▶ _WHAT THE TASK ASKS_
Extract each line of the records below that contains the word "CLOSE".

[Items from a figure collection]
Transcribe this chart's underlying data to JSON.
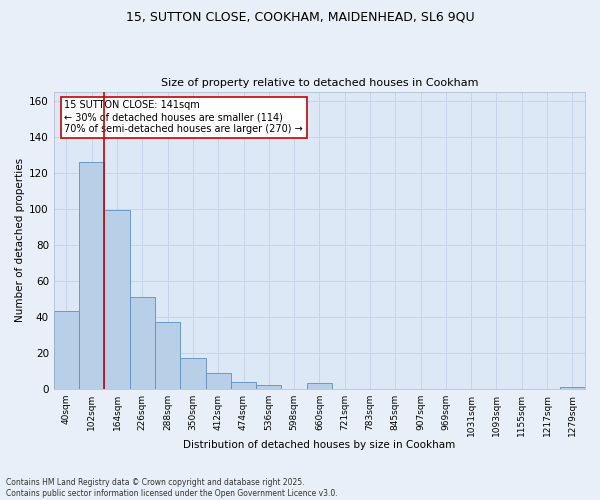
{
  "title1": "15, SUTTON CLOSE, COOKHAM, MAIDENHEAD, SL6 9QU",
  "title2": "Size of property relative to detached houses in Cookham",
  "xlabel": "Distribution of detached houses by size in Cookham",
  "ylabel": "Number of detached properties",
  "bar_labels": [
    "40sqm",
    "102sqm",
    "164sqm",
    "226sqm",
    "288sqm",
    "350sqm",
    "412sqm",
    "474sqm",
    "536sqm",
    "598sqm",
    "660sqm",
    "721sqm",
    "783sqm",
    "845sqm",
    "907sqm",
    "969sqm",
    "1031sqm",
    "1093sqm",
    "1155sqm",
    "1217sqm",
    "1279sqm"
  ],
  "bar_values": [
    43,
    126,
    99,
    51,
    37,
    17,
    9,
    4,
    2,
    0,
    3,
    0,
    0,
    0,
    0,
    0,
    0,
    0,
    0,
    0,
    1
  ],
  "bar_color": "#b8cfe8",
  "bar_edge_color": "#5b8fc4",
  "vline_x": 1.5,
  "vline_color": "#cc0000",
  "annotation_text": "15 SUTTON CLOSE: 141sqm\n← 30% of detached houses are smaller (114)\n70% of semi-detached houses are larger (270) →",
  "annotation_box_color": "#ffffff",
  "annotation_box_edge": "#cc0000",
  "ylim": [
    0,
    165
  ],
  "yticks": [
    0,
    20,
    40,
    60,
    80,
    100,
    120,
    140,
    160
  ],
  "footer": "Contains HM Land Registry data © Crown copyright and database right 2025.\nContains public sector information licensed under the Open Government Licence v3.0.",
  "grid_color": "#c8d4e8",
  "bg_color": "#dce8f5",
  "fig_bg_color": "#e8eff8"
}
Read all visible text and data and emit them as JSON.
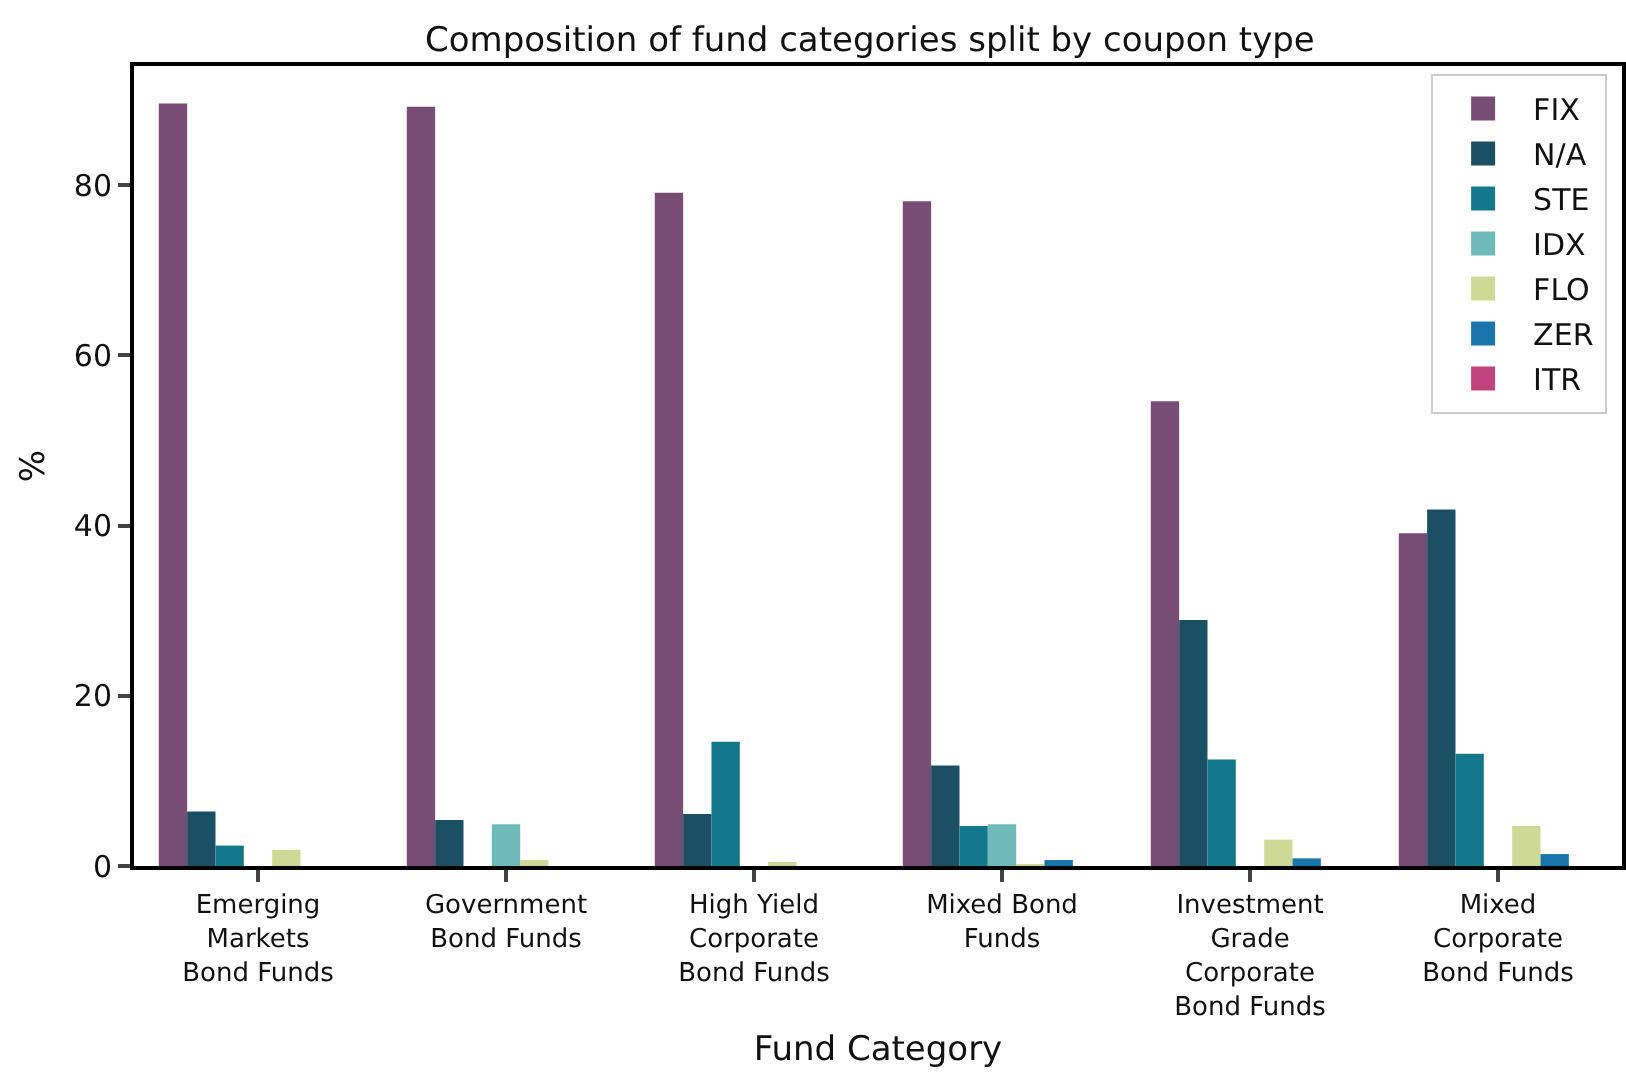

▶ _EXERCISE RESULT_
  "title1": "15, SUTTON CLOSE, COOKHAM, MAIDENHEAD, SL6 9QU",
  "annotation_text": "15 SUTTON CLOSE: 141sqm\n← 30% of detached houses are smaller (114)\n70% of semi-detached houses are larger (270) →",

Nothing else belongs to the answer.